## Directive
What lines of the data hold the string "name"? Pull each one out.

## Dataset entries
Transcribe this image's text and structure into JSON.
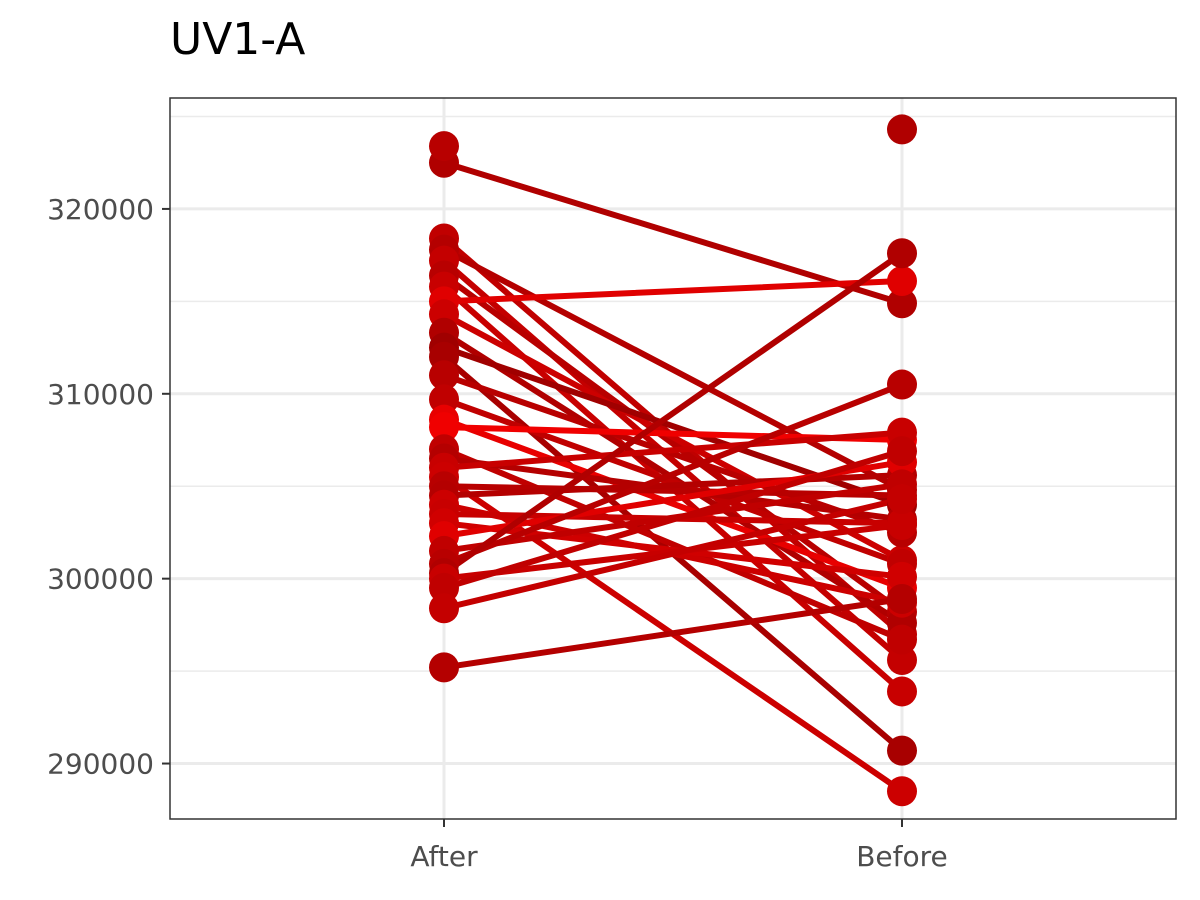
{
  "chart_data": {
    "type": "line",
    "title": "UV1-A",
    "xlabel": "",
    "ylabel": "",
    "categories": [
      "After",
      "Before"
    ],
    "y_ticks": [
      "290000",
      "300000",
      "310000",
      "320000"
    ],
    "y_tick_values": [
      290000,
      300000,
      310000,
      320000
    ],
    "ylim": [
      287000,
      326000
    ],
    "grid": true,
    "legend": "none",
    "extra_points": [
      {
        "category": "After",
        "value": 323400,
        "color": "#b80000"
      },
      {
        "category": "Before",
        "value": 324300,
        "color": "#b00000"
      }
    ],
    "series": [
      {
        "values": [
          322500,
          314900
        ],
        "color": "#b00000"
      },
      {
        "values": [
          318400,
          297000
        ],
        "color": "#c00000"
      },
      {
        "values": [
          317800,
          304800
        ],
        "color": "#b40000"
      },
      {
        "values": [
          317200,
          295600
        ],
        "color": "#c40000"
      },
      {
        "values": [
          316400,
          298200
        ],
        "color": "#b80000"
      },
      {
        "values": [
          315800,
          293900
        ],
        "color": "#c80000"
      },
      {
        "values": [
          315000,
          316100
        ],
        "color": "#e00000"
      },
      {
        "values": [
          314300,
          301000
        ],
        "color": "#cc0000"
      },
      {
        "values": [
          313300,
          297600
        ],
        "color": "#b00000"
      },
      {
        "values": [
          312500,
          304000
        ],
        "color": "#a00000"
      },
      {
        "values": [
          312000,
          290700
        ],
        "color": "#a80000"
      },
      {
        "values": [
          311000,
          302500
        ],
        "color": "#b80000"
      },
      {
        "values": [
          309700,
          300800
        ],
        "color": "#c00000"
      },
      {
        "values": [
          308600,
          299500
        ],
        "color": "#e80000"
      },
      {
        "values": [
          308200,
          307500
        ],
        "color": "#f00000"
      },
      {
        "values": [
          307000,
          296700
        ],
        "color": "#c00000"
      },
      {
        "values": [
          306500,
          303200
        ],
        "color": "#b40000"
      },
      {
        "values": [
          306000,
          307900
        ],
        "color": "#c80000"
      },
      {
        "values": [
          305500,
          288500
        ],
        "color": "#cc0000"
      },
      {
        "values": [
          305000,
          304500
        ],
        "color": "#b80000"
      },
      {
        "values": [
          304500,
          305600
        ],
        "color": "#b40000"
      },
      {
        "values": [
          304000,
          298700
        ],
        "color": "#cc0000"
      },
      {
        "values": [
          303500,
          303000
        ],
        "color": "#c80000"
      },
      {
        "values": [
          303000,
          300100
        ],
        "color": "#d00000"
      },
      {
        "values": [
          302300,
          306300
        ],
        "color": "#e00000"
      },
      {
        "values": [
          301500,
          305100
        ],
        "color": "#c00000"
      },
      {
        "values": [
          300800,
          310500
        ],
        "color": "#b80000"
      },
      {
        "values": [
          300300,
          317600
        ],
        "color": "#b00000"
      },
      {
        "values": [
          300000,
          302900
        ],
        "color": "#c80000"
      },
      {
        "values": [
          299500,
          306900
        ],
        "color": "#c00000"
      },
      {
        "values": [
          298400,
          304300
        ],
        "color": "#c40000"
      },
      {
        "values": [
          295200,
          298900
        ],
        "color": "#b40000"
      }
    ]
  }
}
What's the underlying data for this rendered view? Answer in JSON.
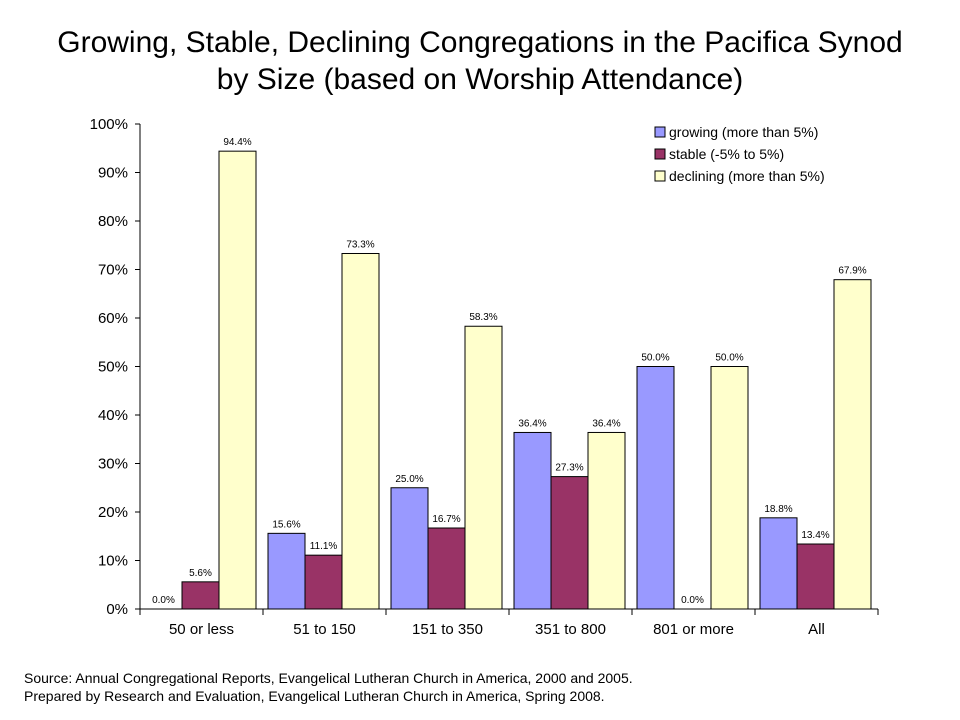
{
  "chart_data": {
    "type": "bar",
    "title": [
      "Growing, Stable, Declining Congregations in the Pacifica Synod",
      "by Size (based on Worship Attendance)"
    ],
    "categories": [
      "50 or less",
      "51 to 150",
      "151 to 350",
      "351 to 800",
      "801 or more",
      "All"
    ],
    "series": [
      {
        "name": "growing (more than 5%)",
        "color": "#9999FF",
        "values": [
          0.0,
          15.6,
          25.0,
          36.4,
          50.0,
          18.8
        ],
        "labels": [
          "0.0%",
          "15.6%",
          "25.0%",
          "36.4%",
          "50.0%",
          "18.8%"
        ]
      },
      {
        "name": "stable (-5% to 5%)",
        "color": "#993366",
        "values": [
          5.6,
          11.1,
          16.7,
          27.3,
          0.0,
          13.4
        ],
        "labels": [
          "5.6%",
          "11.1%",
          "16.7%",
          "27.3%",
          "0.0%",
          "13.4%"
        ]
      },
      {
        "name": "declining (more than 5%)",
        "color": "#FFFFCC",
        "values": [
          94.4,
          73.3,
          58.3,
          36.4,
          50.0,
          67.9
        ],
        "labels": [
          "94.4%",
          "73.3%",
          "58.3%",
          "36.4%",
          "50.0%",
          "67.9%"
        ]
      }
    ],
    "yticks": [
      "0%",
      "10%",
      "20%",
      "30%",
      "40%",
      "50%",
      "60%",
      "70%",
      "80%",
      "90%",
      "100%"
    ],
    "ylim": [
      0,
      100
    ],
    "legend_position": "top-right",
    "grid": false
  },
  "footnote": {
    "line1": "Source:  Annual Congregational Reports, Evangelical Lutheran Church in America, 2000 and 2005.",
    "line2": "Prepared by Research and Evaluation, Evangelical Lutheran Church in America, Spring 2008."
  }
}
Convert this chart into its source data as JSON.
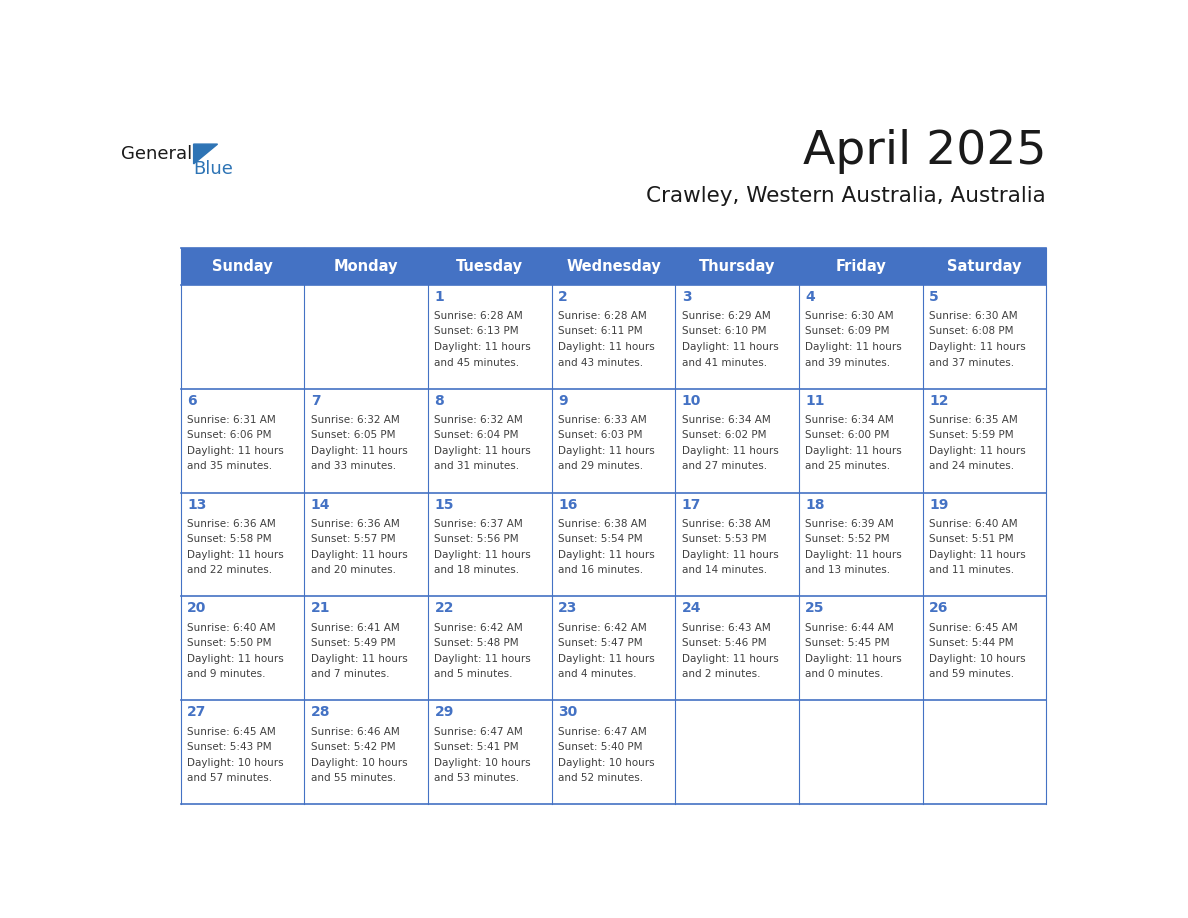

## Task response
        "name": "growing (more than 5%)",
        "name": "stable (-5% to 5%)",
        "name": "declining (more than 5%)",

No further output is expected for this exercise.